■ SUPPLIED TEXT:
-- begin --

# When is cold too cold for goats?



## cdtrum (Aug 25, 2008)

We are having the worst weekend ever since moving here 5yrs ago.....it is -1 degree with a wind chill of -28! The wind is gusting at 30mph......I HATE WIND! I am wondering if I need to do more for my goats.....their barn temp is reading 10 degrees......they have a heat lamp aimed in one corner of thier pen and then they have a big wood box/dog house with a recessed light in there.....don't know the temp inside the box. Lots of straw down.
Is that good enough? I tried taking a small electric space heater from the house out there and put it on the outside of the pen aimed in, but all it did was blow cold air.....I guess it is too cold for the heating coil in it to work. My HD thought about going to town and buying a milk house heater, but they are advising people to stay off roads because of the blowing snow......the goats seem ok....I have been out there 2x's taking them warm water and making sure they have plenty to eat and they seemed ok.....just a little cabin fever from having to be inside! Elwood was bouncing off the walls.....he has started this new thing of running and jumping onto the wall......new trick I guess!


----------



## capriola-nd (Jul 6, 2008)

I think your goaties sound just fine.  But, my is it cold where you are!! :shocked: :snowcool: 

I need to go and check on my own goaties - put some more hay out. . . .

It is so cute when goaties find new ways to entertain themselves. All my girls are pregnant and lazing about. :roll: Our new babies though are quite the frisky little things! I was thinking of making some little sweaters for them out of old fuzzy socks we can't find the matches to.

-- end --

■ RECORDED INFORMATION:

-- begin --

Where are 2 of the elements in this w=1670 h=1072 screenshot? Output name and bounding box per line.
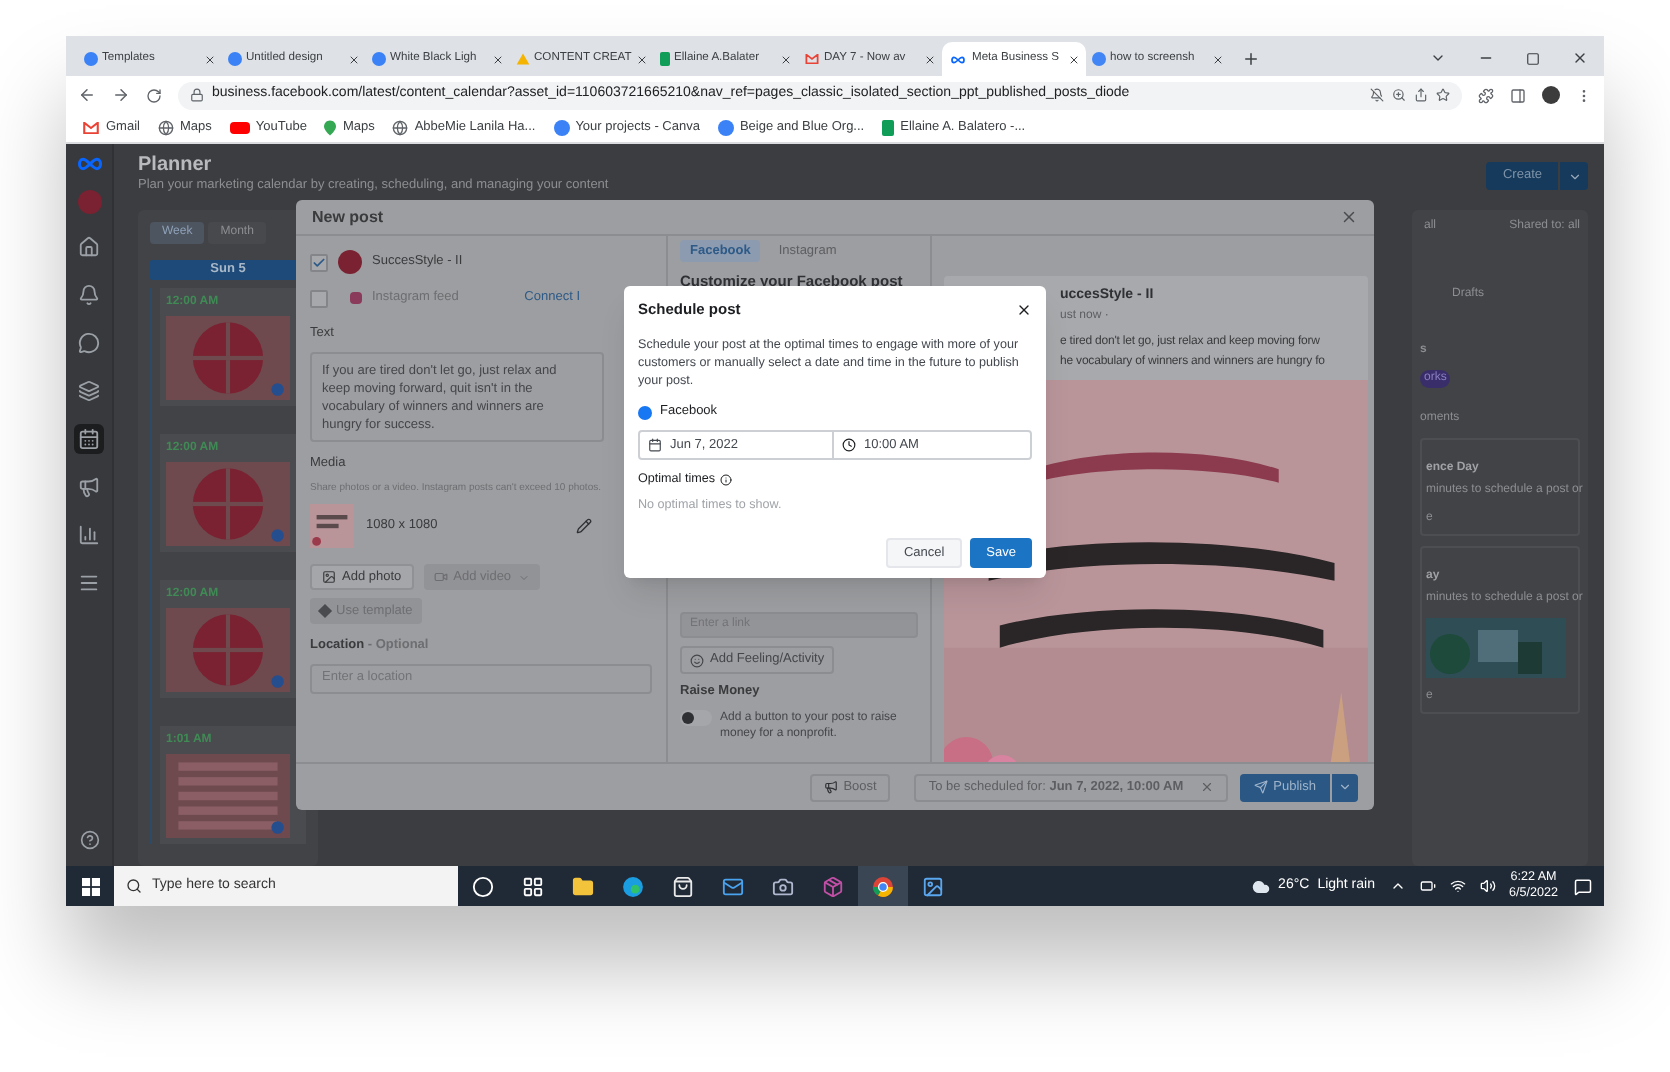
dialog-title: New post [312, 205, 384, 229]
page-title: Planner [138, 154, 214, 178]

-- end --

Revise the thread about cold weather and goats, beginning at "## capriola-nd (Jul" and stopping after "hay out. . . .", with "goaties" replaced by "goats". The data after the thread are not needed for this work.

■ IN RESPONSE:
## capriola-nd (Jul 6, 2008)

I think your goats sound just fine.  But, my is it cold where you are!! :shocked: :snowcool: 

I need to go and check on my own goats - put some more hay out. . . .